• _YOUR GOAL_
Copy only the lines from the one containing "Serialize everything readable" through the final line of the records below, exactly as written, with no pictures.

-------- SUPPLIED ENTRIES --------

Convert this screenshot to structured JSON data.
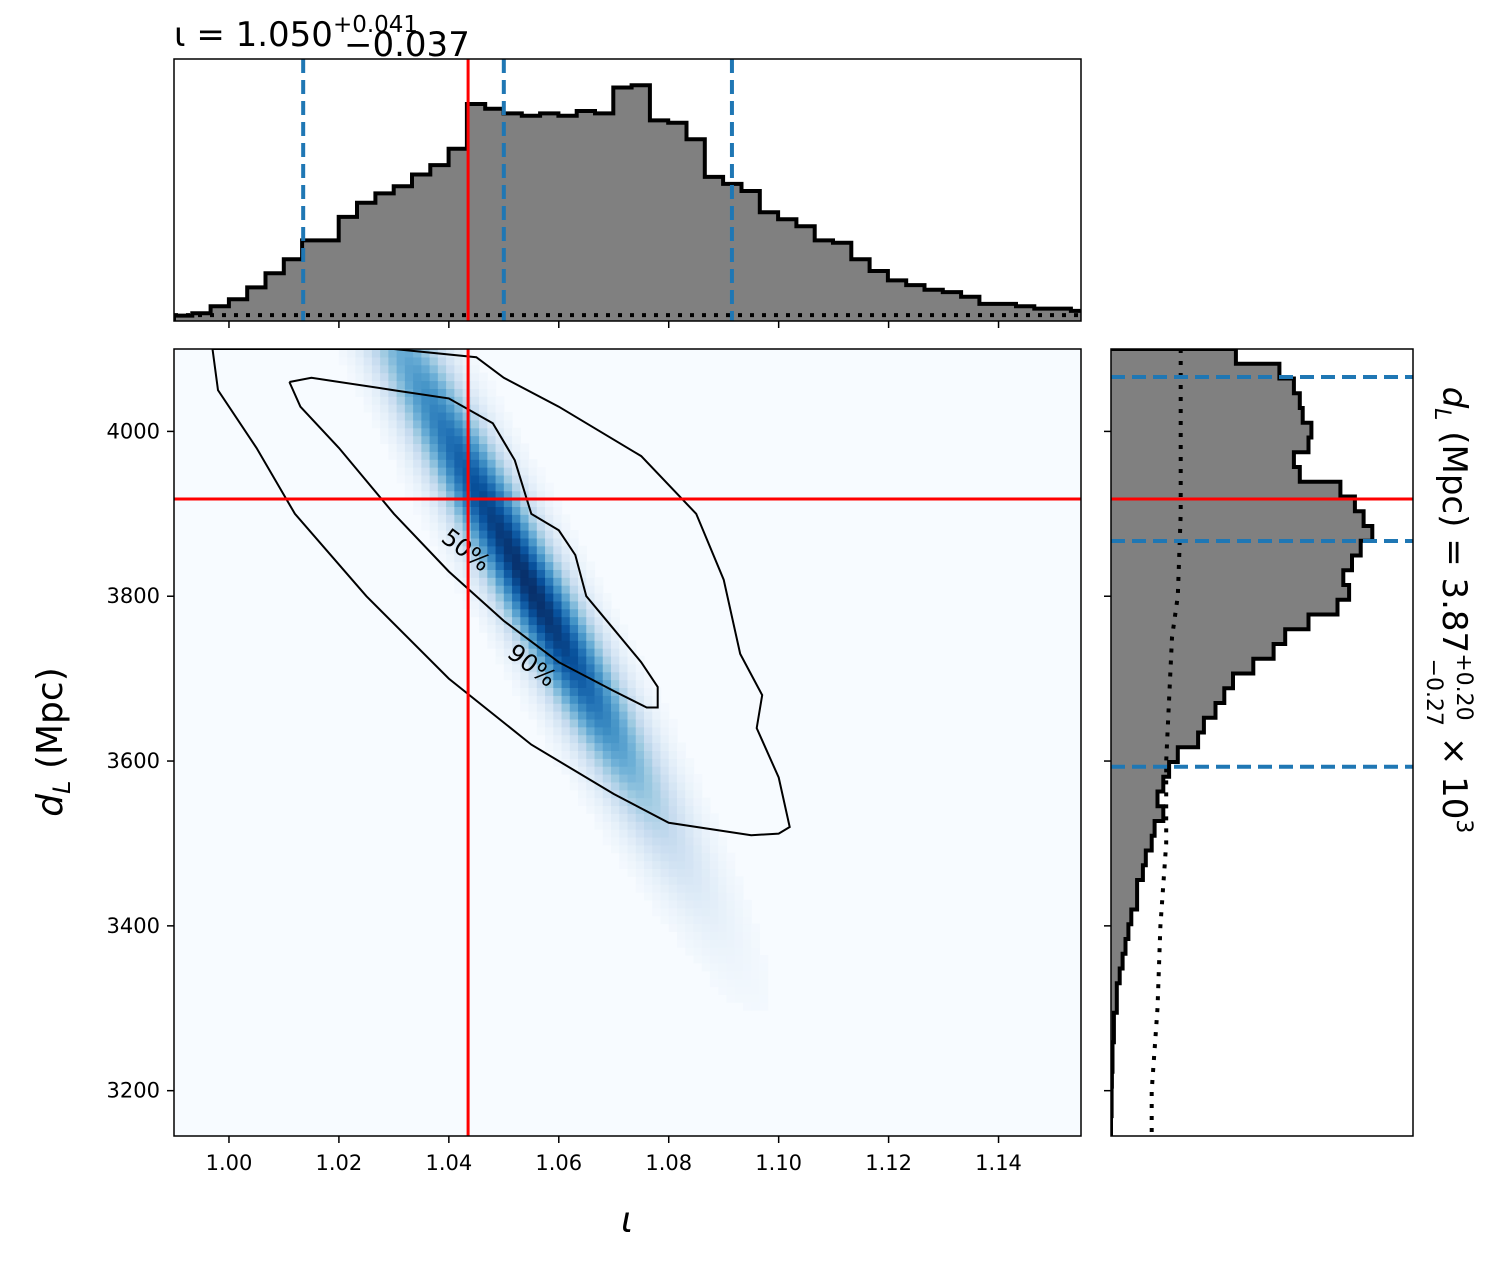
{
  "chart_data": {
    "type": "corner",
    "parameters": {
      "x": {
        "symbol": "ι",
        "range": [
          0.99,
          1.155
        ],
        "ticks": [
          "1.00",
          "1.02",
          "1.04",
          "1.06",
          "1.08",
          "1.10",
          "1.12",
          "1.14"
        ]
      },
      "y": {
        "symbol": "d",
        "subscript": "L",
        "unit": "(Mpc)",
        "range": [
          3145,
          4100
        ],
        "ticks": [
          "3200",
          "3400",
          "3600",
          "3800",
          "4000"
        ]
      }
    },
    "top_title": {
      "lhs": "ι = 1.050",
      "sup": "+0.041",
      "sub": "−0.037"
    },
    "right_title": {
      "lhs_symbol": "d",
      "lhs_sub": "L",
      "lhs_rest": " (Mpc) = 3.87",
      "sup": "+0.20",
      "sub": "−0.27",
      "suffix": " × 10",
      "exponent": "3"
    },
    "truth": {
      "x": 1.0435,
      "y": 3918
    },
    "x_quantiles": [
      1.0135,
      1.05,
      1.0915
    ],
    "y_quantiles": [
      3593,
      3867,
      4066
    ],
    "x_hist": {
      "edges_start": 0.99,
      "bin_width": 0.00333,
      "max": 1.0,
      "counts": [
        0.01,
        0.02,
        0.05,
        0.08,
        0.13,
        0.19,
        0.25,
        0.33,
        0.33,
        0.43,
        0.49,
        0.53,
        0.56,
        0.61,
        0.65,
        0.72,
        0.91,
        0.89,
        0.87,
        0.86,
        0.87,
        0.86,
        0.88,
        0.87,
        0.98,
        0.99,
        0.84,
        0.83,
        0.76,
        0.6,
        0.57,
        0.54,
        0.45,
        0.42,
        0.39,
        0.33,
        0.32,
        0.25,
        0.2,
        0.16,
        0.14,
        0.12,
        0.11,
        0.09,
        0.06,
        0.06,
        0.05,
        0.04,
        0.04,
        0.03
      ]
    },
    "x_prior_level": 0.012,
    "y_hist": {
      "edges_start": 4100,
      "bin_width": 17.9,
      "max": 1.0,
      "counts": [
        0.43,
        0.58,
        0.63,
        0.65,
        0.66,
        0.69,
        0.68,
        0.63,
        0.65,
        0.79,
        0.84,
        0.87,
        0.9,
        0.86,
        0.83,
        0.8,
        0.82,
        0.78,
        0.68,
        0.6,
        0.56,
        0.49,
        0.42,
        0.39,
        0.36,
        0.32,
        0.3,
        0.23,
        0.2,
        0.18,
        0.16,
        0.18,
        0.15,
        0.14,
        0.12,
        0.11,
        0.09,
        0.09,
        0.07,
        0.06,
        0.05,
        0.04,
        0.03,
        0.02,
        0.02,
        0.01,
        0.01,
        0.005,
        0.005,
        0.003,
        0.002,
        0.002,
        0.0,
        0.0
      ]
    },
    "y_prior_curve": [
      [
        4100,
        0.24
      ],
      [
        3900,
        0.24
      ],
      [
        3800,
        0.23
      ],
      [
        3750,
        0.21
      ],
      [
        3600,
        0.19
      ],
      [
        3500,
        0.19
      ],
      [
        3400,
        0.17
      ],
      [
        3300,
        0.16
      ],
      [
        3200,
        0.14
      ],
      [
        3145,
        0.14
      ]
    ],
    "density": {
      "center_x": 1.055,
      "center_y": 3810,
      "dir": [
        0.0095,
        -119.0
      ],
      "sigma_major": 1.55,
      "sigma_minor_x": 0.0048,
      "colormap": "Blues"
    },
    "contours": {
      "levels": [
        "50%",
        "90%"
      ],
      "c50": [
        [
          1.011,
          4060
        ],
        [
          1.015,
          4065
        ],
        [
          1.03,
          4050
        ],
        [
          1.04,
          4040
        ],
        [
          1.048,
          4010
        ],
        [
          1.052,
          3965
        ],
        [
          1.055,
          3900
        ],
        [
          1.06,
          3880
        ],
        [
          1.063,
          3850
        ],
        [
          1.065,
          3800
        ],
        [
          1.07,
          3760
        ],
        [
          1.075,
          3720
        ],
        [
          1.078,
          3690
        ],
        [
          1.078,
          3665
        ],
        [
          1.076,
          3665
        ],
        [
          1.07,
          3685
        ],
        [
          1.06,
          3720
        ],
        [
          1.05,
          3770
        ],
        [
          1.04,
          3830
        ],
        [
          1.03,
          3900
        ],
        [
          1.02,
          3980
        ],
        [
          1.013,
          4030
        ],
        [
          1.011,
          4060
        ]
      ],
      "c90": [
        [
          0.997,
          4100
        ],
        [
          1.03,
          4100
        ],
        [
          1.045,
          4090
        ],
        [
          1.05,
          4065
        ],
        [
          1.06,
          4030
        ],
        [
          1.075,
          3970
        ],
        [
          1.085,
          3900
        ],
        [
          1.09,
          3820
        ],
        [
          1.093,
          3730
        ],
        [
          1.097,
          3680
        ],
        [
          1.096,
          3640
        ],
        [
          1.1,
          3580
        ],
        [
          1.102,
          3520
        ],
        [
          1.1,
          3512
        ],
        [
          1.095,
          3510
        ],
        [
          1.08,
          3525
        ],
        [
          1.07,
          3560
        ],
        [
          1.055,
          3620
        ],
        [
          1.04,
          3700
        ],
        [
          1.025,
          3800
        ],
        [
          1.012,
          3900
        ],
        [
          1.005,
          3980
        ],
        [
          0.998,
          4050
        ],
        [
          0.997,
          4100
        ]
      ],
      "label_50": {
        "text": "50%",
        "x": 1.043,
        "y": 3855,
        "angle": 37
      },
      "label_90": {
        "text": "90%",
        "x": 1.055,
        "y": 3715,
        "angle": 37
      }
    }
  }
}
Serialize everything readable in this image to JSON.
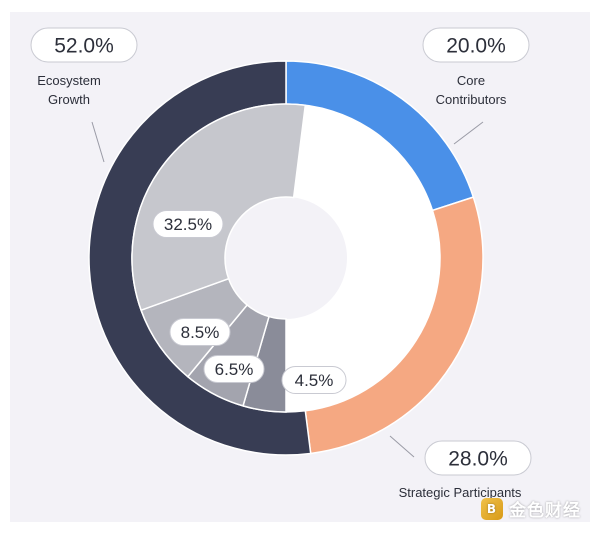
{
  "colors": {
    "outer_ecosystem": "#383d54",
    "outer_core": "#4a90e8",
    "outer_strategic": "#f5a882",
    "inner_32_5": "#c6c7cd",
    "inner_8_5": "#b4b5bd",
    "inner_6_5": "#a3a4ae",
    "inner_4_5": "#8a8c99",
    "inner_remaining": "#ffffff"
  },
  "chart_data": {
    "type": "pie",
    "title": "",
    "outer_ring": {
      "slices": [
        {
          "label": "Core Contributors",
          "value": 20.0,
          "value_label": "20.0%"
        },
        {
          "label": "Strategic Participants",
          "value": 28.0,
          "value_label": "28.0%"
        },
        {
          "label": "Ecosystem Growth",
          "value": 52.0,
          "value_label": "52.0%"
        }
      ]
    },
    "inner_ring": {
      "slices": [
        {
          "value": 4.5,
          "value_label": "4.5%"
        },
        {
          "value": 6.5,
          "value_label": "6.5%"
        },
        {
          "value": 8.5,
          "value_label": "8.5%"
        },
        {
          "value": 32.5,
          "value_label": "32.5%"
        }
      ]
    }
  },
  "watermark": {
    "text": "金色财经",
    "logo_glyph": "B"
  }
}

--------

• _RESPONSE_
Serialize everything readable in this image to JSON.
{
  "colors": {
    "outer_ecosystem": "#383d54",
    "outer_core": "#4a90e8",
    "outer_strategic": "#f5a882",
    "inner_32_5": "#c6c7cd",
    "inner_8_5": "#b4b5bd",
    "inner_6_5": "#a3a4ae",
    "inner_4_5": "#8a8c99",
    "inner_remaining": "#ffffff"
  },
  "chart_data": {
    "type": "pie",
    "title": "",
    "outer_ring": {
      "slices": [
        {
          "label": "Core Contributors",
          "value": 20.0,
          "value_label": "20.0%"
        },
        {
          "label": "Strategic Participants",
          "value": 28.0,
          "value_label": "28.0%"
        },
        {
          "label": "Ecosystem Growth",
          "value": 52.0,
          "value_label": "52.0%"
        }
      ]
    },
    "inner_ring": {
      "slices": [
        {
          "value": 4.5,
          "value_label": "4.5%"
        },
        {
          "value": 6.5,
          "value_label": "6.5%"
        },
        {
          "value": 8.5,
          "value_label": "8.5%"
        },
        {
          "value": 32.5,
          "value_label": "32.5%"
        }
      ]
    }
  },
  "watermark": {
    "text": "金色财经",
    "logo_glyph": "B"
  }
}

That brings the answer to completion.